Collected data
· · · ·

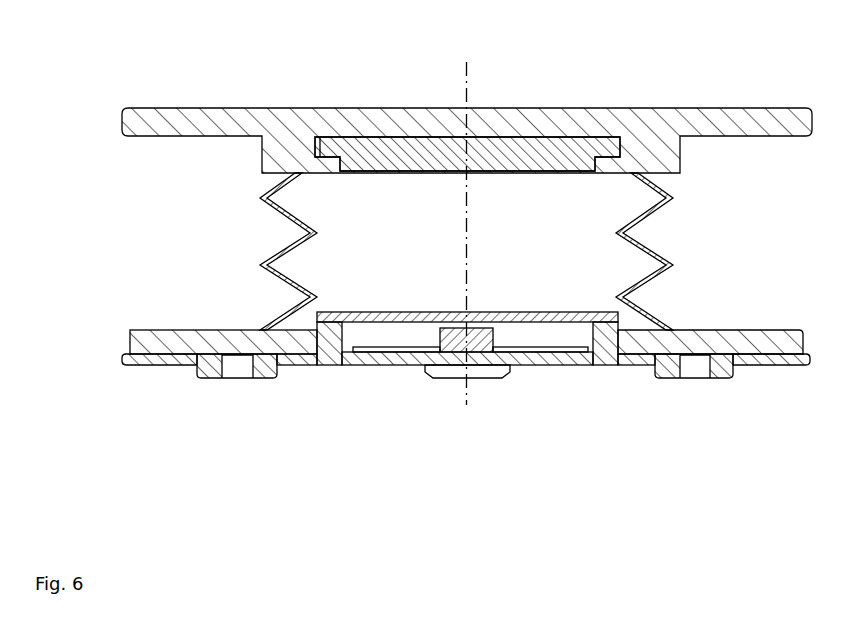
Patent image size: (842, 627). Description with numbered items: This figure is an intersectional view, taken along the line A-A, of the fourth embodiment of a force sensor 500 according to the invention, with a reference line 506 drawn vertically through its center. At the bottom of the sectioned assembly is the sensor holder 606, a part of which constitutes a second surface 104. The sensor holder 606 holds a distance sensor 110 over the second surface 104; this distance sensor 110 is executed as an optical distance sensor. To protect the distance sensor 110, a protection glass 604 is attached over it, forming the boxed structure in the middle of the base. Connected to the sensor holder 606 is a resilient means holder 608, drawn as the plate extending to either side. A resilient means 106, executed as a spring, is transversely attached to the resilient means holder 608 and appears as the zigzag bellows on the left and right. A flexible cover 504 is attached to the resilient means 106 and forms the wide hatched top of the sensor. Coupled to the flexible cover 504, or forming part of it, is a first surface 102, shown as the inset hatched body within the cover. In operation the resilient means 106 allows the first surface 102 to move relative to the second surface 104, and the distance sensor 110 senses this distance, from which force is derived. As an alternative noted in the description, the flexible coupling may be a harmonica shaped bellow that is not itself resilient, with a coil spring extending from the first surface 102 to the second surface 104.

The force sensor 500 is at (769, 46).
The flexible cover 504 is at (190, 120).
The first surface 102 is at (548, 150).
The reference line 506 is at (468, 66).
The resilient means 106 is at (282, 218).
The protection glass 604 is at (337, 318).
The resilient means holder 608 is at (733, 340).
The sensor holder 606 is at (121, 366).
The second surface 104 is at (376, 353).
The distance sensor 110 is at (485, 331).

· · · ·

• Task: Rewrite every line of the records above as a numbered list, skipping blank lines. Leave the pictures out of your answer.

• Solution:
1. Patent image size: (842, 627). Description with numbered items: This figure is an intersectional view, taken along the line A-A, of the fourth embodiment of a force sensor 500 according to the invention, with a reference line 506 drawn vertically through its center. At the bottom of the sectioned assembly is the sensor holder 606, a part of which constitutes a second surface 104. The sensor holder 606 holds a distance sensor 110 over the second surface 104; this distance sensor 110 is executed as an optical distance sensor. To protect the distance sensor 110, a protection glass 604 is attached over it, forming the boxed structure in the middle of the base. Connected to the sensor holder 606 is a resilient means holder 608, drawn as the plate extending to either side. A resilient means 106, executed as a spring, is transversely attached to the resilient means holder 608 and appears as the zigzag bellows on the left and right. A flexible cover 504 is attached to the resilient means 106 and forms the wide hatched top of the sensor. Coupled to the flexible cover 504, or forming part of it, is a first surface 102, shown as the inset hatched body within the cover. In operation the resilient means 106 allows the first surface 102 to move relative to the second surface 104, and the distance sensor 110 senses this distance, from which force is derived. As an alternative noted in the description, the flexible coupling may be a harmonica shaped bellow that is not itself resilient, with a coil spring extending from the first surface 102 to the second surface 104.
2. The force sensor 500 is at (769, 46).
3. The flexible cover 504 is at (190, 120).
4. The first surface 102 is at (548, 150).
5. The reference line 506 is at (468, 66).
6. The resilient means 106 is at (282, 218).
7. The protection glass 604 is at (337, 318).
8. The resilient means holder 608 is at (733, 340).
9. The sensor holder 606 is at (121, 366).
10. The second surface 104 is at (376, 353).
11. The distance sensor 110 is at (485, 331).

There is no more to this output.